### DATA RECORDS
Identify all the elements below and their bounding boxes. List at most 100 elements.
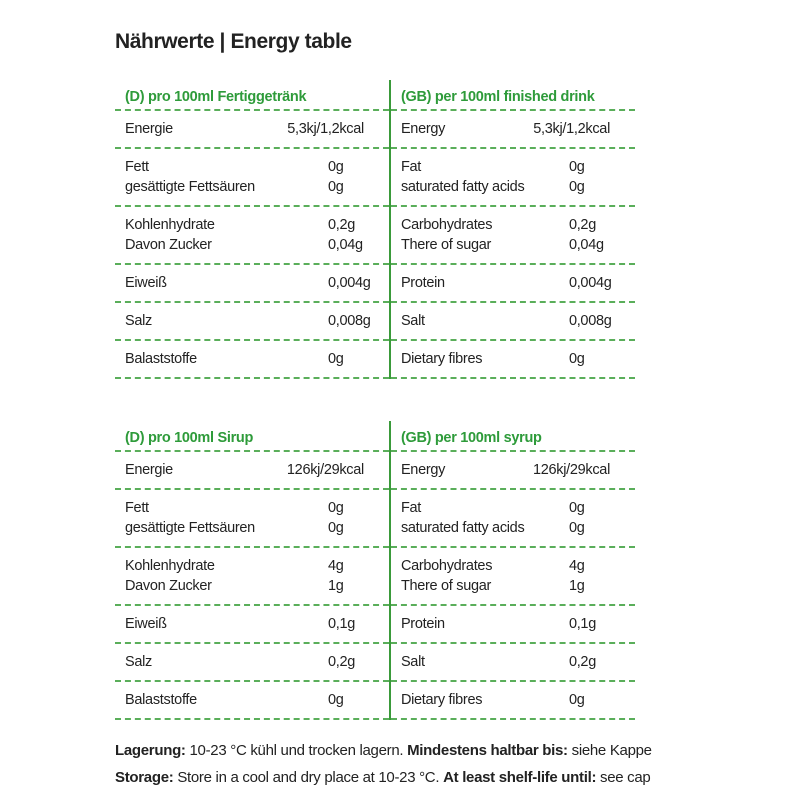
table-row: Carbohydrates 4g <box>401 556 635 576</box>
table-row: Fett 0g <box>125 498 389 518</box>
row-value: 0,1g <box>568 616 596 632</box>
row-label: Fat <box>400 159 421 175</box>
row-label: Carbohydrates <box>400 217 493 233</box>
row-group: Salz 0,008g <box>115 303 389 341</box>
footer-text: Storage: <box>115 769 174 786</box>
row-value: 0g <box>328 692 344 708</box>
row-label: Energy <box>400 121 446 137</box>
footer-text: Mindestens haltbar bis: <box>407 742 568 759</box>
footer-text: Lagerung: <box>115 742 186 759</box>
row-group: Salz 0,2g <box>115 644 389 682</box>
row-label: Energy <box>400 462 446 478</box>
table-row: Fat 0g <box>401 157 635 177</box>
row-value: 126kj/29kcal <box>532 462 610 478</box>
row-label: Kohlenhydrate <box>125 217 215 233</box>
row-value: 0g <box>328 520 344 536</box>
row-label: Kohlenhydrate <box>125 558 215 574</box>
title: Nährwerte | Energy table <box>115 30 352 53</box>
row-group: Salt 0,2g <box>390 644 635 682</box>
column-header: (GB) per 100ml syrup <box>390 421 635 452</box>
row-value: 0,2g <box>328 654 356 670</box>
row-group: Energy 5,3kj/1,2kcal <box>390 111 635 149</box>
table-row: gesättigte Fettsäuren 0g <box>125 518 389 538</box>
row-label: Fat <box>400 500 421 516</box>
row-value: 0,008g <box>328 313 371 329</box>
row-group: Balaststoffe 0g <box>115 682 389 720</box>
row-group: Dietary fibres 0g <box>390 341 635 379</box>
row-value: 0,004g <box>328 275 371 291</box>
table-row: There of sugar 1g <box>401 576 635 596</box>
row-group: Kohlenhydrate 0,2g Davon Zucker 0,04g <box>115 207 389 265</box>
table-row: Eiweiß 0,1g <box>125 614 389 634</box>
table-row: Salt 0,2g <box>401 652 635 672</box>
table-row: Davon Zucker 1g <box>125 576 389 596</box>
row-group: Protein 0,1g <box>390 606 635 644</box>
row-value: 0g <box>328 179 344 195</box>
table-column: (D) pro 100ml Fertiggetränk Energie 5,3kj/… <box>115 80 389 379</box>
row-value: 0,004g <box>568 275 612 291</box>
tables: (D) pro 100ml Fertiggetränk Energie 5,3kj/… <box>115 80 635 720</box>
row-label: Salz <box>125 654 153 670</box>
footer-text: siehe Kappe <box>567 742 652 759</box>
row-label: Fett <box>125 500 149 516</box>
footer-text: At least shelf-life until: <box>443 769 597 786</box>
row-label: Davon Zucker <box>125 578 212 594</box>
row-group: Dietary fibres 0g <box>390 682 635 720</box>
row-value: 1g <box>328 578 344 594</box>
table-row: There of sugar 0,04g <box>401 235 635 255</box>
row-value: 4g <box>328 558 344 574</box>
table-row: Eiweiß 0,004g <box>125 273 389 293</box>
row-group: Carbohydrates 0,2g There of sugar 0,04g <box>390 207 635 265</box>
row-group: Eiweiß 0,004g <box>115 265 389 303</box>
table-row: Salz 0,2g <box>125 652 389 672</box>
table-column: (GB) per 100ml finished drink Energy 5,3kj… <box>388 80 635 379</box>
row-label: Balaststoffe <box>125 351 197 367</box>
row-label: Energie <box>125 462 173 478</box>
footer-line: Storage: Store in a cool and dry place a… <box>115 764 652 791</box>
table-row: Davon Zucker 0,04g <box>125 235 389 255</box>
table-row: Fat 0g <box>401 498 635 518</box>
row-value: 0g <box>568 500 585 516</box>
row-label: saturated fatty acids <box>400 520 525 536</box>
row-value: 0g <box>568 179 585 195</box>
row-value: 0g <box>568 159 585 175</box>
row-value: 1g <box>568 578 585 594</box>
column-header: (D) pro 100ml Fertiggetränk <box>115 80 389 111</box>
row-label: Protein <box>400 275 445 291</box>
table-row: Balaststoffe 0g <box>125 690 389 710</box>
table-row: Kohlenhydrate 4g <box>125 556 389 576</box>
table-row: saturated fatty acids 0g <box>401 177 635 197</box>
table-row: Dietary fibres 0g <box>401 349 635 369</box>
row-value: 4g <box>568 558 585 574</box>
table-row: Energie 5,3kj/1,2kcal <box>125 119 389 139</box>
table-row: Balaststoffe 0g <box>125 349 389 369</box>
row-group: Protein 0,004g <box>390 265 635 303</box>
table-row: Kohlenhydrate 0,2g <box>125 215 389 235</box>
row-label: Fett <box>125 159 149 175</box>
row-value: 0g <box>328 159 344 175</box>
table-row: Energy 5,3kj/1,2kcal <box>401 119 635 139</box>
row-label: gesättigte Fettsäuren <box>125 179 255 195</box>
row-value: 0,2g <box>328 217 356 233</box>
row-value: 0g <box>328 500 344 516</box>
row-value: 0,2g <box>568 654 596 670</box>
table-row: Dietary fibres 0g <box>401 690 635 710</box>
footer-text: see cap <box>596 769 651 786</box>
row-label: Energie <box>125 121 173 137</box>
row-label: gesättigte Fettsäuren <box>125 520 255 536</box>
table-column: (GB) per 100ml syrup Energy 126kj/29kcal Fa… <box>388 421 635 720</box>
row-label: Dietary fibres <box>400 692 483 708</box>
row-value: 5,3kj/1,2kcal <box>533 121 610 137</box>
footer: Lagerung: 10-23 °C kühl und trocken lage… <box>115 737 652 791</box>
row-label: saturated fatty acids <box>400 179 525 195</box>
row-group: Carbohydrates 4g There of sugar 1g <box>390 548 635 606</box>
table-row: Energie 126kj/29kcal <box>125 460 389 480</box>
row-label: Protein <box>400 616 445 632</box>
row-label: Dietary fibres <box>400 351 483 367</box>
row-value: 126kj/29kcal <box>286 462 364 478</box>
footer-text: 10-23 °C kühl und trocken lagern. <box>185 742 408 759</box>
row-value: 0,04g <box>568 237 604 253</box>
row-value: 0g <box>328 351 344 367</box>
table-row: Protein 0,004g <box>401 273 635 293</box>
row-label: Salt <box>400 654 425 670</box>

### YOUR OBJECTIVE
Across the whole listing above, determine how many lines hold the word "kühl". Only that number is wanted.

### SOLUTION FOR THIS EXERCISE
2